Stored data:
════════

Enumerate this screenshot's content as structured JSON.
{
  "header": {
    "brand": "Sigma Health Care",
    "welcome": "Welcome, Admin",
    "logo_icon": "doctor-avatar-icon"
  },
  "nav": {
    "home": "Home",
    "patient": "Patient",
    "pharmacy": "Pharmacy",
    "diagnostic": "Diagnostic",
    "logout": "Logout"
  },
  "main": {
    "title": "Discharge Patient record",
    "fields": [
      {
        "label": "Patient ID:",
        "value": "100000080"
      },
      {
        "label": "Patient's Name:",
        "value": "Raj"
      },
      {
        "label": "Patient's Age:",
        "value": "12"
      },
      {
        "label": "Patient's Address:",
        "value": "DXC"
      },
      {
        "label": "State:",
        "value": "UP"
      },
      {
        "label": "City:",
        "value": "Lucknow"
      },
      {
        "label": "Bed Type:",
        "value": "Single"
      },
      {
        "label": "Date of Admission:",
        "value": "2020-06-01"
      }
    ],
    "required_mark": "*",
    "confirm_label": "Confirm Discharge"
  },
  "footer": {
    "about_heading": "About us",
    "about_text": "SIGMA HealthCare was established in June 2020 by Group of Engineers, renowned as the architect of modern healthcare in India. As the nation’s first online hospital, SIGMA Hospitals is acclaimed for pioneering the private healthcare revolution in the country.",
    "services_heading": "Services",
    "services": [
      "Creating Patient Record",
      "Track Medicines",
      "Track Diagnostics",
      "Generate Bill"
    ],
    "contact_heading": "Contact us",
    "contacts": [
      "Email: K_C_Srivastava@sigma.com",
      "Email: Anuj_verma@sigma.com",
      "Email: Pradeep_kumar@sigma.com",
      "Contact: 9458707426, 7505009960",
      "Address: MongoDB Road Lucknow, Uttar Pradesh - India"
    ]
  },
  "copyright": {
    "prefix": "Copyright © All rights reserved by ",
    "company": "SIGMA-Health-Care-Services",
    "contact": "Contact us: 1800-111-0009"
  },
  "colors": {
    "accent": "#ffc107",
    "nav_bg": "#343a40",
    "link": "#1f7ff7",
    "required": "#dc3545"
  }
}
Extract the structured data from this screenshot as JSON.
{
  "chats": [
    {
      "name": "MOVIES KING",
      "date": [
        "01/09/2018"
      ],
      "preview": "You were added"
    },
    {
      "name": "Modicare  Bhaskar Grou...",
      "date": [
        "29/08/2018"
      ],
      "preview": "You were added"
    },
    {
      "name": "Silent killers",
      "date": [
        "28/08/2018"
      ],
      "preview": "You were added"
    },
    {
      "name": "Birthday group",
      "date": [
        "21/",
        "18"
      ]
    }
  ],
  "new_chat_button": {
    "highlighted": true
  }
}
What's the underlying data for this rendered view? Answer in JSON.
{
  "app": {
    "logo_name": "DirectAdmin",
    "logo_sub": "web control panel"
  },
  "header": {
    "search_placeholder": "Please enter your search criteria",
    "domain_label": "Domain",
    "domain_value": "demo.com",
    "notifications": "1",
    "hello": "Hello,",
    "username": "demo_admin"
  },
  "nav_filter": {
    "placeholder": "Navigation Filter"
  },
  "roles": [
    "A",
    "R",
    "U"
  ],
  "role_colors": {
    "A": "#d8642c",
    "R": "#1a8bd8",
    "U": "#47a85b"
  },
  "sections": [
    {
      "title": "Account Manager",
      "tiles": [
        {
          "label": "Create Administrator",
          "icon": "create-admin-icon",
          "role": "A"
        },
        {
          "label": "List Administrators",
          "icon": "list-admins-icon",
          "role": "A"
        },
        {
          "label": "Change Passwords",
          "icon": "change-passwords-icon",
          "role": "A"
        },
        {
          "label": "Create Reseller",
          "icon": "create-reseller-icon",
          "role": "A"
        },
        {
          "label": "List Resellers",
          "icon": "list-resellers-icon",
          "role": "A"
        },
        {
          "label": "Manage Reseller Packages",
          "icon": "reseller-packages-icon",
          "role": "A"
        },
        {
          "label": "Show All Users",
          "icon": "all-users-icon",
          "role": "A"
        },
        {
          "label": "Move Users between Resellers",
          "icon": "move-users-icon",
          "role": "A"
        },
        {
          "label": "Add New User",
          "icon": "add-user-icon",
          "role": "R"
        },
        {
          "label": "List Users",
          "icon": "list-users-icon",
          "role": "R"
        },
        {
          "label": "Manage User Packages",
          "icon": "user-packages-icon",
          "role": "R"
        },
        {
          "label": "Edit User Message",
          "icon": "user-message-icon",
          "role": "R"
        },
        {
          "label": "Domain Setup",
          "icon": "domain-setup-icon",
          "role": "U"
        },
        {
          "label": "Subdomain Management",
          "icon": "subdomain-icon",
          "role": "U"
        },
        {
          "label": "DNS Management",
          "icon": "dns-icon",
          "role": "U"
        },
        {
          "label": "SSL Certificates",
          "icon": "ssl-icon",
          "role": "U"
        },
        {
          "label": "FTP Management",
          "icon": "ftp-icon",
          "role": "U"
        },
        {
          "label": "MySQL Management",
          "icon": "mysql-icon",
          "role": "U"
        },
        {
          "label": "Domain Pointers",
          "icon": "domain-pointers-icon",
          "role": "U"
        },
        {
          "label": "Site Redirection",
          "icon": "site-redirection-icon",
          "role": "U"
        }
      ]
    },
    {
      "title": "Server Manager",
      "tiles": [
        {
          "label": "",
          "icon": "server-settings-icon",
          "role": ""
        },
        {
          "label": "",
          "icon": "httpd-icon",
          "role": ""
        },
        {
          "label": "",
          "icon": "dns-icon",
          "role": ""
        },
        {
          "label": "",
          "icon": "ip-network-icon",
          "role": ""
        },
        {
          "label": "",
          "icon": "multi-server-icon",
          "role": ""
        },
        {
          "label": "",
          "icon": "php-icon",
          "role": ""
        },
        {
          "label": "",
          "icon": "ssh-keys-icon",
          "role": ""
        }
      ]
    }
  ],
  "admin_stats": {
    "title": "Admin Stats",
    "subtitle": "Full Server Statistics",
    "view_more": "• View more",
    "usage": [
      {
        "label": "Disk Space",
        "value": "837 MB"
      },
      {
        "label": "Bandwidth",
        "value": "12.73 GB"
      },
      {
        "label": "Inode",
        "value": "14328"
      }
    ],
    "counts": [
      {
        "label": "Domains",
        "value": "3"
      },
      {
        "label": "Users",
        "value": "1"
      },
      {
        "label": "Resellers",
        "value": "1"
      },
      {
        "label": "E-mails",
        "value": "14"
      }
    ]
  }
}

════════

### Written request
Copy all the lines, exactly.

### Solution to this problem
Enumerate this screenshot's content as structured JSON.
{
  "header": {
    "brand": "Sigma Health Care",
    "welcome": "Welcome, Admin",
    "logo_icon": "doctor-avatar-icon"
  },
  "nav": {
    "home": "Home",
    "patient": "Patient",
    "pharmacy": "Pharmacy",
    "diagnostic": "Diagnostic",
    "logout": "Logout"
  },
  "main": {
    "title": "Discharge Patient record",
    "fields": [
      {
        "label": "Patient ID:",
        "value": "100000080"
      },
      {
        "label": "Patient's Name:",
        "value": "Raj"
      },
      {
        "label": "Patient's Age:",
        "value": "12"
      },
      {
        "label": "Patient's Address:",
        "value": "DXC"
      },
      {
        "label": "State:",
        "value": "UP"
      },
      {
        "label": "City:",
        "value": "Lucknow"
      },
      {
        "label": "Bed Type:",
        "value": "Single"
      },
      {
        "label": "Date of Admission:",
        "value": "2020-06-01"
      }
    ],
    "required_mark": "*",
    "confirm_label": "Confirm Discharge"
  },
  "footer": {
    "about_heading": "About us",
    "about_text": "SIGMA HealthCare was established in June 2020 by Group of Engineers, renowned as the architect of modern healthcare in India. As the nation’s first online hospital, SIGMA Hospitals is acclaimed for pioneering the private healthcare revolution in the country.",
    "services_heading": "Services",
    "services": [
      "Creating Patient Record",
      "Track Medicines",
      "Track Diagnostics",
      "Generate Bill"
    ],
    "contact_heading": "Contact us",
    "contacts": [
      "Email: K_C_Srivastava@sigma.com",
      "Email: Anuj_verma@sigma.com",
      "Email: Pradeep_kumar@sigma.com",
      "Contact: 9458707426, 7505009960",
      "Address: MongoDB Road Lucknow, Uttar Pradesh - India"
    ]
  },
  "copyright": {
    "prefix": "Copyright © All rights reserved by ",
    "company": "SIGMA-Health-Care-Services",
    "contact": "Contact us: 1800-111-0009"
  },
  "colors": {
    "accent": "#ffc107",
    "nav_bg": "#343a40",
    "link": "#1f7ff7",
    "required": "#dc3545"
  }
}
Extract the structured data from this screenshot as JSON.
{
  "chats": [
    {
      "name": "MOVIES KING",
      "date": [
        "01/09/2018"
      ],
      "preview": "You were added"
    },
    {
      "name": "Modicare  Bhaskar Grou...",
      "date": [
        "29/08/2018"
      ],
      "preview": "You were added"
    },
    {
      "name": "Silent killers",
      "date": [
        "28/08/2018"
      ],
      "preview": "You were added"
    },
    {
      "name": "Birthday group",
      "date": [
        "21/",
        "18"
      ]
    }
  ],
  "new_chat_button": {
    "highlighted": true
  }
}
What's the underlying data for this rendered view? Answer in JSON.
{
  "app": {
    "logo_name": "DirectAdmin",
    "logo_sub": "web control panel"
  },
  "header": {
    "search_placeholder": "Please enter your search criteria",
    "domain_label": "Domain",
    "domain_value": "demo.com",
    "notifications": "1",
    "hello": "Hello,",
    "username": "demo_admin"
  },
  "nav_filter": {
    "placeholder": "Navigation Filter"
  },
  "roles": [
    "A",
    "R",
    "U"
  ],
  "role_colors": {
    "A": "#d8642c",
    "R": "#1a8bd8",
    "U": "#47a85b"
  },
  "sections": [
    {
      "title": "Account Manager",
      "tiles": [
        {
          "label": "Create Administrator",
          "icon": "create-admin-icon",
          "role": "A"
        },
        {
          "label": "List Administrators",
          "icon": "list-admins-icon",
          "role": "A"
        },
        {
          "label": "Change Passwords",
          "icon": "change-passwords-icon",
          "role": "A"
        },
        {
          "label": "Create Reseller",
          "icon": "create-reseller-icon",
          "role": "A"
        },
        {
          "label": "List Resellers",
          "icon": "list-resellers-icon",
          "role": "A"
        },
        {
          "label": "Manage Reseller Packages",
          "icon": "reseller-packages-icon",
          "role": "A"
        },
        {
          "label": "Show All Users",
          "icon": "all-users-icon",
          "role": "A"
        },
        {
          "label": "Move Users between Resellers",
          "icon": "move-users-icon",
          "role": "A"
        },
        {
          "label": "Add New User",
          "icon": "add-user-icon",
          "role": "R"
        },
        {
          "label": "List Users",
          "icon": "list-users-icon",
          "role": "R"
        },
        {
          "label": "Manage User Packages",
          "icon": "user-packages-icon",
          "role": "R"
        },
        {
          "label": "Edit User Message",
          "icon": "user-message-icon",
          "role": "R"
        },
        {
          "label": "Domain Setup",
          "icon": "domain-setup-icon",
          "role": "U"
        },
        {
          "label": "Subdomain Management",
          "icon": "subdomain-icon",
          "role": "U"
        },
        {
          "label": "DNS Management",
          "icon": "dns-icon",
          "role": "U"
        },
        {
          "label": "SSL Certificates",
          "icon": "ssl-icon",
          "role": "U"
        },
        {
          "label": "FTP Management",
          "icon": "ftp-icon",
          "role": "U"
        },
        {
          "label": "MySQL Management",
          "icon": "mysql-icon",
          "role": "U"
        },
        {
          "label": "Domain Pointers",
          "icon": "domain-pointers-icon",
          "role": "U"
        },
        {
          "label": "Site Redirection",
          "icon": "site-redirection-icon",
          "role": "U"
        }
      ]
    },
    {
      "title": "Server Manager",
      "tiles": [
        {
          "label": "",
          "icon": "server-settings-icon",
          "role": ""
        },
        {
          "label": "",
          "icon": "httpd-icon",
          "role": ""
        },
        {
          "label": "",
          "icon": "dns-icon",
          "role": ""
        },
        {
          "label": "",
          "icon": "ip-network-icon",
          "role": ""
        },
        {
          "label": "",
          "icon": "multi-server-icon",
          "role": ""
        },
        {
          "label": "",
          "icon": "php-icon",
          "role": ""
        },
        {
          "label": "",
          "icon": "ssh-keys-icon",
          "role": ""
        }
      ]
    }
  ],
  "admin_stats": {
    "title": "Admin Stats",
    "subtitle": "Full Server Statistics",
    "view_more": "• View more",
    "usage": [
      {
        "label": "Disk Space",
        "value": "837 MB"
      },
      {
        "label": "Bandwidth",
        "value": "12.73 GB"
      },
      {
        "label": "Inode",
        "value": "14328"
      }
    ],
    "counts": [
      {
        "label": "Domains",
        "value": "3"
      },
      {
        "label": "Users",
        "value": "1"
      },
      {
        "label": "Resellers",
        "value": "1"
      },
      {
        "label": "E-mails",
        "value": "14"
      }
    ]
  }
}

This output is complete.